### WHAT IS BEING ASKED
Across the whole listing, filter for the string "Peptide" and copy every line that has it.
········
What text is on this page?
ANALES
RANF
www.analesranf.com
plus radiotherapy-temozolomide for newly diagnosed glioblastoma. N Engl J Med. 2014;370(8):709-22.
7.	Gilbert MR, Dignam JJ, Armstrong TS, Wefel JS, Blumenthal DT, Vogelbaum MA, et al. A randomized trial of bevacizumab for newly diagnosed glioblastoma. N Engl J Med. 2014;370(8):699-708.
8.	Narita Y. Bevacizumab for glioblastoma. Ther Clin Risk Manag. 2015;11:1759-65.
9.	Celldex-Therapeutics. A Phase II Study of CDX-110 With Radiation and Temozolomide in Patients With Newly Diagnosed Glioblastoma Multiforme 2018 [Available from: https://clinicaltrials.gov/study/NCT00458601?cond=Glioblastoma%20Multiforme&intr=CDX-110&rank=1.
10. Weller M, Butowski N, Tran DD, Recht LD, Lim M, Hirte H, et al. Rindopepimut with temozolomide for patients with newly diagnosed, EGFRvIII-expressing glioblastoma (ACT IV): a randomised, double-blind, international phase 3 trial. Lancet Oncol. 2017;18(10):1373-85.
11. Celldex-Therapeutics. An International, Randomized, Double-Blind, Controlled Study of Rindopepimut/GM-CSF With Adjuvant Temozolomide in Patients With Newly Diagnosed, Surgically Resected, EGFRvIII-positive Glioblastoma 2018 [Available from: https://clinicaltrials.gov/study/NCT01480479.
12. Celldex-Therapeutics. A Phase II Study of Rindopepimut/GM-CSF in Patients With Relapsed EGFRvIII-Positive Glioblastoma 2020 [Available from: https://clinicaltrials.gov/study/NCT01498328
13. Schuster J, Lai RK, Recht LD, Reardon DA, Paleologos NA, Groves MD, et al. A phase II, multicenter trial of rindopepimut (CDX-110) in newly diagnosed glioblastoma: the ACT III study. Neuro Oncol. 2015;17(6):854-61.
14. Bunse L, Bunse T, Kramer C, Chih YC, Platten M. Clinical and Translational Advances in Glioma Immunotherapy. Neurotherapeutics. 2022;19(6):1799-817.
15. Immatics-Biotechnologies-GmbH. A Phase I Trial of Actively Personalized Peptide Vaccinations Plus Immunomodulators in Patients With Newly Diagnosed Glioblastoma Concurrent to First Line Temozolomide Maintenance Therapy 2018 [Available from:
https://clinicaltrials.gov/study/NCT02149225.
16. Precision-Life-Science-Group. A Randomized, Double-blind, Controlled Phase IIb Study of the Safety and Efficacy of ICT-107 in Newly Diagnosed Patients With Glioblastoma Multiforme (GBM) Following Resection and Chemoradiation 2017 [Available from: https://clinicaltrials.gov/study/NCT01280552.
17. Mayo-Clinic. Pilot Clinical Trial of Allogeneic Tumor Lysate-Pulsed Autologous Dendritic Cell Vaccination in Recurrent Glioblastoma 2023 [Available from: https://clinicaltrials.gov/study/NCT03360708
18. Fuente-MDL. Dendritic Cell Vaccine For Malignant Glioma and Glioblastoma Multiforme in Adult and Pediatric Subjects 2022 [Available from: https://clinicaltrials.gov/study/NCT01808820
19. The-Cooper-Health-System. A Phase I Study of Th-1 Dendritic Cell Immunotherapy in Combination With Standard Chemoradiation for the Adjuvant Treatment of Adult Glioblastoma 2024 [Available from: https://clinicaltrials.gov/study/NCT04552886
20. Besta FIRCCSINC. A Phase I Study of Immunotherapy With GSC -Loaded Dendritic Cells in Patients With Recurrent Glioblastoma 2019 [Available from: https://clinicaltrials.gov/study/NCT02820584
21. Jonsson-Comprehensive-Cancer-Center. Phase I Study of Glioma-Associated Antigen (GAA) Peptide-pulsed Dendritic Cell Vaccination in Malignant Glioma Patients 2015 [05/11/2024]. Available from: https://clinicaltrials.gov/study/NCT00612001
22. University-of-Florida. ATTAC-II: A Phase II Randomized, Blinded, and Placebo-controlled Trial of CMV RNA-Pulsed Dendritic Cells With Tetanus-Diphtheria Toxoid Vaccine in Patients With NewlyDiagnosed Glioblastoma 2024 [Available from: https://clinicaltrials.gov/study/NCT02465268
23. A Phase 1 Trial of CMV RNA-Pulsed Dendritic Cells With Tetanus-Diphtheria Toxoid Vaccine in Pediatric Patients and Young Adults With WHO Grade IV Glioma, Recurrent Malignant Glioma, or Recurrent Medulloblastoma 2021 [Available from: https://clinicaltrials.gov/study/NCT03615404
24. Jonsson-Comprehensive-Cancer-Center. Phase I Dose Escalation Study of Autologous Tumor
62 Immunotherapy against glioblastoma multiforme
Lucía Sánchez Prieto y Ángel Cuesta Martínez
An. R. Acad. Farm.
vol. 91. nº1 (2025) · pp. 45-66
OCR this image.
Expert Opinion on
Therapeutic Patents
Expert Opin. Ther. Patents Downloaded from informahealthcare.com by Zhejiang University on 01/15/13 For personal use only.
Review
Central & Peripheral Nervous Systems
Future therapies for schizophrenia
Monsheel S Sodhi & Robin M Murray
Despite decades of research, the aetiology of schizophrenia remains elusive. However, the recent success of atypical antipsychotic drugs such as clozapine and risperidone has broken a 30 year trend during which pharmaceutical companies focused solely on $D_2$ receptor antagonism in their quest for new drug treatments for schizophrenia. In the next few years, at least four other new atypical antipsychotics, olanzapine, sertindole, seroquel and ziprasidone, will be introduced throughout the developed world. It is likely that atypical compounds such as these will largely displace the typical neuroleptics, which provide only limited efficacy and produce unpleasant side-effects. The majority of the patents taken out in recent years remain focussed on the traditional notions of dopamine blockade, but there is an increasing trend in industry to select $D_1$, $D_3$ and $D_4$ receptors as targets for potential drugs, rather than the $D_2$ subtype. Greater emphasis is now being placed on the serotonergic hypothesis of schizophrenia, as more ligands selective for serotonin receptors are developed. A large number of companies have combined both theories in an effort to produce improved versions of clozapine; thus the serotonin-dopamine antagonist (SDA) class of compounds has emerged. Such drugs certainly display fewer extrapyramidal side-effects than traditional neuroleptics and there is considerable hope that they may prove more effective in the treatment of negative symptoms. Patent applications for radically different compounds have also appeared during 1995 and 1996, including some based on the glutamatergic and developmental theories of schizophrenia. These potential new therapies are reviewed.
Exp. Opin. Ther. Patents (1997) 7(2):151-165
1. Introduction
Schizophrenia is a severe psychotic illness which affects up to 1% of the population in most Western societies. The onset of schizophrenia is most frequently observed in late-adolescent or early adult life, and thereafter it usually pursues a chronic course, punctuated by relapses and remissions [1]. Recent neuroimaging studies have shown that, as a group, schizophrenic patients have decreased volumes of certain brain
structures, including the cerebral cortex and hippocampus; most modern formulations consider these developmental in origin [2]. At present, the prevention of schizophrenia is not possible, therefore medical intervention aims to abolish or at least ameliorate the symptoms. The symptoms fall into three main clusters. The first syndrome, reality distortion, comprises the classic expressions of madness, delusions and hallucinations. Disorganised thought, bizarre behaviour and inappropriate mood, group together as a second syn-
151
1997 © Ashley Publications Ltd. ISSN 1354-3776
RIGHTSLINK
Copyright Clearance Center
········
### ANSWER SECTION
15. Immatics-Biotechnologies-GmbH. A Phase I Trial of Actively Personalized Peptide Vaccinations Plus Immunomodulators in Patients With Newly Diagnosed Glioblastoma Concurrent to First Line Temozolomide Maintenance Therapy 2018 [Available from:
21. Jonsson-Comprehensive-Cancer-Center. Phase I Study of Glioma-Associated Antigen (GAA) Peptide-pulsed Dendritic Cell Vaccination in Malignant Glioma Patients 2015 [05/11/2024]. Available from: https://clinicaltrials.gov/study/NCT00612001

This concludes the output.